### Exercise
Across the listing below, how many lines hold "Name"? Reply with the number by itself.

--- Start Records to use ---

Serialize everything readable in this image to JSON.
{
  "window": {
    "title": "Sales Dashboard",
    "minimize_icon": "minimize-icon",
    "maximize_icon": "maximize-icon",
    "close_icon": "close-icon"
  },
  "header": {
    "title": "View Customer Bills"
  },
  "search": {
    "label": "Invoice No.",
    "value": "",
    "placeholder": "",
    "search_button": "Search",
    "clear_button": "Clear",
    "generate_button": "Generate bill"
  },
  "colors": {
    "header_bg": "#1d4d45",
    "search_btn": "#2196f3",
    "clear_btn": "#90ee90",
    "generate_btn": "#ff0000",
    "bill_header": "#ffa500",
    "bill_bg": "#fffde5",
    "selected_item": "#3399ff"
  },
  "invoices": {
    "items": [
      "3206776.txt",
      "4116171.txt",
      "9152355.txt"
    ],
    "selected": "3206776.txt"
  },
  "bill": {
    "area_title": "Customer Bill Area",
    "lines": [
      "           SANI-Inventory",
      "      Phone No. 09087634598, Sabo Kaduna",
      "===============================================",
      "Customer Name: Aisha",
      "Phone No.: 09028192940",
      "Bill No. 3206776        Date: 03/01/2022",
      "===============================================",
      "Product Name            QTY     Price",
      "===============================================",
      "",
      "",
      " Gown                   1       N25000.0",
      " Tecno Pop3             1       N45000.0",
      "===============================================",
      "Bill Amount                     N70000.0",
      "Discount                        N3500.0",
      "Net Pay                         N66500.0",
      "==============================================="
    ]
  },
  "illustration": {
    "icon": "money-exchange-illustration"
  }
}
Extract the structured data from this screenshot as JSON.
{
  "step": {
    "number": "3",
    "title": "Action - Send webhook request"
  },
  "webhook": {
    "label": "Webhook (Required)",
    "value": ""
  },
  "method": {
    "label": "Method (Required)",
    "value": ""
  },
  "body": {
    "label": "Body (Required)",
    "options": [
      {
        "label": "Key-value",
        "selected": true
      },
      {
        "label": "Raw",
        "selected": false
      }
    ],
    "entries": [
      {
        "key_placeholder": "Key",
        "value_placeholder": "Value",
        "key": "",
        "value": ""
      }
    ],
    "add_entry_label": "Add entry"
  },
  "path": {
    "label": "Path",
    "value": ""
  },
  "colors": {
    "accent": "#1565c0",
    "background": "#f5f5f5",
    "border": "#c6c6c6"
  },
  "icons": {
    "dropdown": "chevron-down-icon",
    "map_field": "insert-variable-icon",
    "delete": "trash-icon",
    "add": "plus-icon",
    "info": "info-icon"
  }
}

--- End Records to use ---
--- Start Records to use ---

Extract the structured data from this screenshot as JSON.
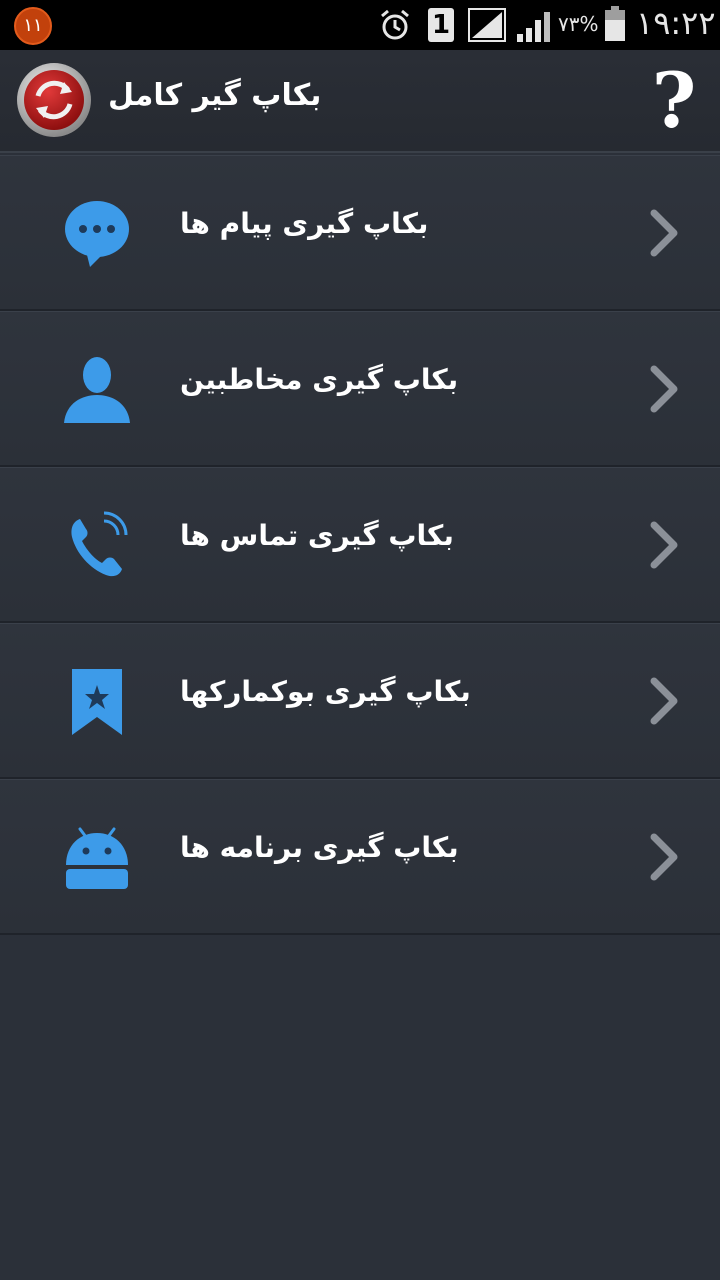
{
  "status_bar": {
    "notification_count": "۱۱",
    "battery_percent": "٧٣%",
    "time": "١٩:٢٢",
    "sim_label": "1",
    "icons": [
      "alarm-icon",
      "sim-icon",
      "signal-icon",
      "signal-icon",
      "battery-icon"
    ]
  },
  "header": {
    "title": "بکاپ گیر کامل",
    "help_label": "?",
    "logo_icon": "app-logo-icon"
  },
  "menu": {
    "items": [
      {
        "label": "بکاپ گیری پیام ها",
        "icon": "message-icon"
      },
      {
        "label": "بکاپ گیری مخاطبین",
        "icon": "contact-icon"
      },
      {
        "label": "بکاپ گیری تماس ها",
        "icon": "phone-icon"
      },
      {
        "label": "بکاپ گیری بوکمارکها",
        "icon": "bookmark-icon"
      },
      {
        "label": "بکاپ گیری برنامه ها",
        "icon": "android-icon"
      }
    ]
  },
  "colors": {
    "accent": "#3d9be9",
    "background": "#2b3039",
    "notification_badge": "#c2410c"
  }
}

--- End Records to use ---

### Answer to the problem
2